EXERCISE —
Can you copy out the listing lines between the one holding "table-row: Dell Laptop" and the one holding "th-qty: Quantity xyxy=(816,464,948,498)", inclusive, reproducing each line without changes?

>> Begin RECORDS FOR PROCESSING

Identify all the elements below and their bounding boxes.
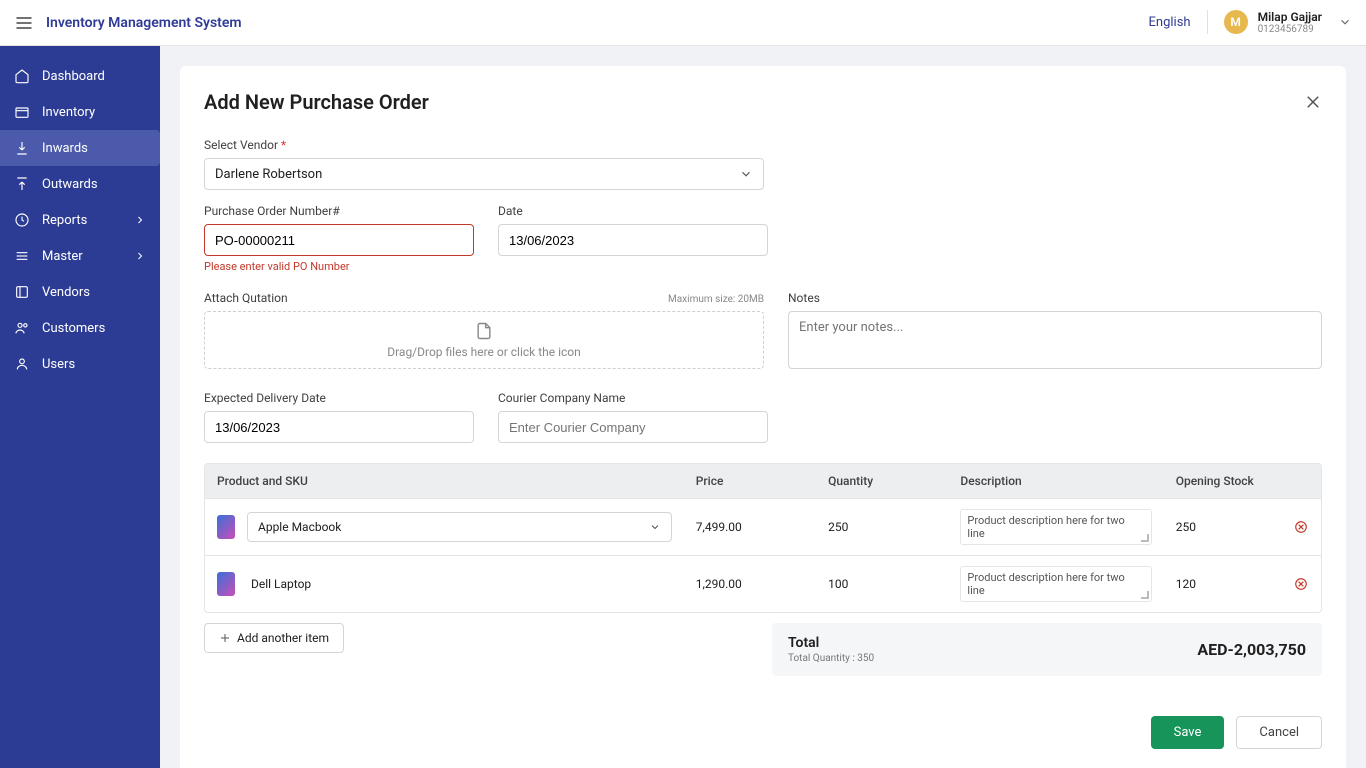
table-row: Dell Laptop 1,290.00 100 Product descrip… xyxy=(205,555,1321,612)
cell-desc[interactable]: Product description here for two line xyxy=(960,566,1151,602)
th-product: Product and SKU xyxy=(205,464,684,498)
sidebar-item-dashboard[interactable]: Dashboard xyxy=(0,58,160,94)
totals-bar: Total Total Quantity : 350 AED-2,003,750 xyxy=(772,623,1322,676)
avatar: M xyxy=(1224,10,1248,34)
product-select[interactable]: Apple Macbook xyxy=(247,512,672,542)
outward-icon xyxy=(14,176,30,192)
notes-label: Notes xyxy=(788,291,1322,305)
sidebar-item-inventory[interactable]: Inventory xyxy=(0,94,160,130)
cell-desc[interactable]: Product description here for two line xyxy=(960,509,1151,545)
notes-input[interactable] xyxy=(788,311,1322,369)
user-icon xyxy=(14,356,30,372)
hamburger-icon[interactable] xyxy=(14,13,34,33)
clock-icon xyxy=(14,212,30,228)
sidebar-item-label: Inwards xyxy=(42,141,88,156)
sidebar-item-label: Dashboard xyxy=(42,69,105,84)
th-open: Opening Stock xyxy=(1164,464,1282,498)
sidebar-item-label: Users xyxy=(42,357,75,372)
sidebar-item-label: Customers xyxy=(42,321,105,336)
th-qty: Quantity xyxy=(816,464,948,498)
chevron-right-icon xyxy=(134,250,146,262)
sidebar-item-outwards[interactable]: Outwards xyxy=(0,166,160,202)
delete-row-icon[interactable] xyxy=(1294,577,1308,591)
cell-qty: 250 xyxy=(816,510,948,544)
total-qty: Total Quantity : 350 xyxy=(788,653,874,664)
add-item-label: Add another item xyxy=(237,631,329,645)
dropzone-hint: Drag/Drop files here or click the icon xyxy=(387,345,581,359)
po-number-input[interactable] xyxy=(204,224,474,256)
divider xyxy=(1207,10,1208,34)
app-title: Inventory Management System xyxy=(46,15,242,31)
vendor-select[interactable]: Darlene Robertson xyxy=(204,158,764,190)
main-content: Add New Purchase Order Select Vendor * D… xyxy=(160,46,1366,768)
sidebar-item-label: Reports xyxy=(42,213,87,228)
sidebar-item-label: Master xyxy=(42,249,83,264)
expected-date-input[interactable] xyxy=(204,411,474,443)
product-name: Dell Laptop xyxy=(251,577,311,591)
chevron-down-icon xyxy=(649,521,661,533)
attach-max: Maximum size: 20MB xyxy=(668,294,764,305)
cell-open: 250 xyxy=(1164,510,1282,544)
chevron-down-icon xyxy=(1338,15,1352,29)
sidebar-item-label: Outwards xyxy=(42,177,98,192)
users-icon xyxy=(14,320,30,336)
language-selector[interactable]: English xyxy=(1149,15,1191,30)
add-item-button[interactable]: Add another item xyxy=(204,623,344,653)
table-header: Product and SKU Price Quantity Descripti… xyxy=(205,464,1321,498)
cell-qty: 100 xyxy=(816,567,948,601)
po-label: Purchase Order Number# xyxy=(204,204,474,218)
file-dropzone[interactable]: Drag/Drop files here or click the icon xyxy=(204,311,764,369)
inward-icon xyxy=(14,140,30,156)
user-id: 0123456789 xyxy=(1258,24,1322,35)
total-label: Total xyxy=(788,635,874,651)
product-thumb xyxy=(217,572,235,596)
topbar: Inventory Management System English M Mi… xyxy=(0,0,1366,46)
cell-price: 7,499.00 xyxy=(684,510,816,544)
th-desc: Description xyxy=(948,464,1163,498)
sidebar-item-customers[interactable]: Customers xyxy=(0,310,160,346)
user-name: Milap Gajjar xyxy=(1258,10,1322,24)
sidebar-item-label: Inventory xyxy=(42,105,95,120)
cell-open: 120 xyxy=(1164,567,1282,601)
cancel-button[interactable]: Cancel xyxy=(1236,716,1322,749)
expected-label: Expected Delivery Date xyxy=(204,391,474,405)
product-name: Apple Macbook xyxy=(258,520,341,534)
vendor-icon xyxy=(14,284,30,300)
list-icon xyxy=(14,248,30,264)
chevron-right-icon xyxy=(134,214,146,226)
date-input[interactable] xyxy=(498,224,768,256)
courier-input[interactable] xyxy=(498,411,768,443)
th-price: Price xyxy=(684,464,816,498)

>> End RECORDS FOR PROCESSING

THE COMPLETED TASK —
table-row: Dell Laptop 1,290.00 100 Product descrip… xyxy=(205,555,1321,612)
cell-desc[interactable]: Product description here for two line xyxy=(960,566,1151,602)
th-product: Product and SKU xyxy=(205,464,684,498)
sidebar-item-dashboard[interactable]: Dashboard xyxy=(0,58,160,94)
totals-bar: Total Total Quantity : 350 AED-2,003,750 xyxy=(772,623,1322,676)
avatar: M xyxy=(1224,10,1248,34)
product-select[interactable]: Apple Macbook xyxy=(247,512,672,542)
outward-icon xyxy=(14,176,30,192)
notes-label: Notes xyxy=(788,291,1322,305)
sidebar-item-inventory[interactable]: Inventory xyxy=(0,94,160,130)
cell-desc[interactable]: Product description here for two line xyxy=(960,509,1151,545)
notes-input[interactable] xyxy=(788,311,1322,369)
user-icon xyxy=(14,356,30,372)
hamburger-icon[interactable] xyxy=(14,13,34,33)
clock-icon xyxy=(14,212,30,228)
sidebar-item-label: Inwards xyxy=(42,141,88,156)
sidebar-item-label: Dashboard xyxy=(42,69,105,84)
th-open: Opening Stock xyxy=(1164,464,1282,498)
sidebar-item-label: Users xyxy=(42,357,75,372)
sidebar-item-label: Customers xyxy=(42,321,105,336)
th-qty: Quantity xyxy=(816,464,948,498)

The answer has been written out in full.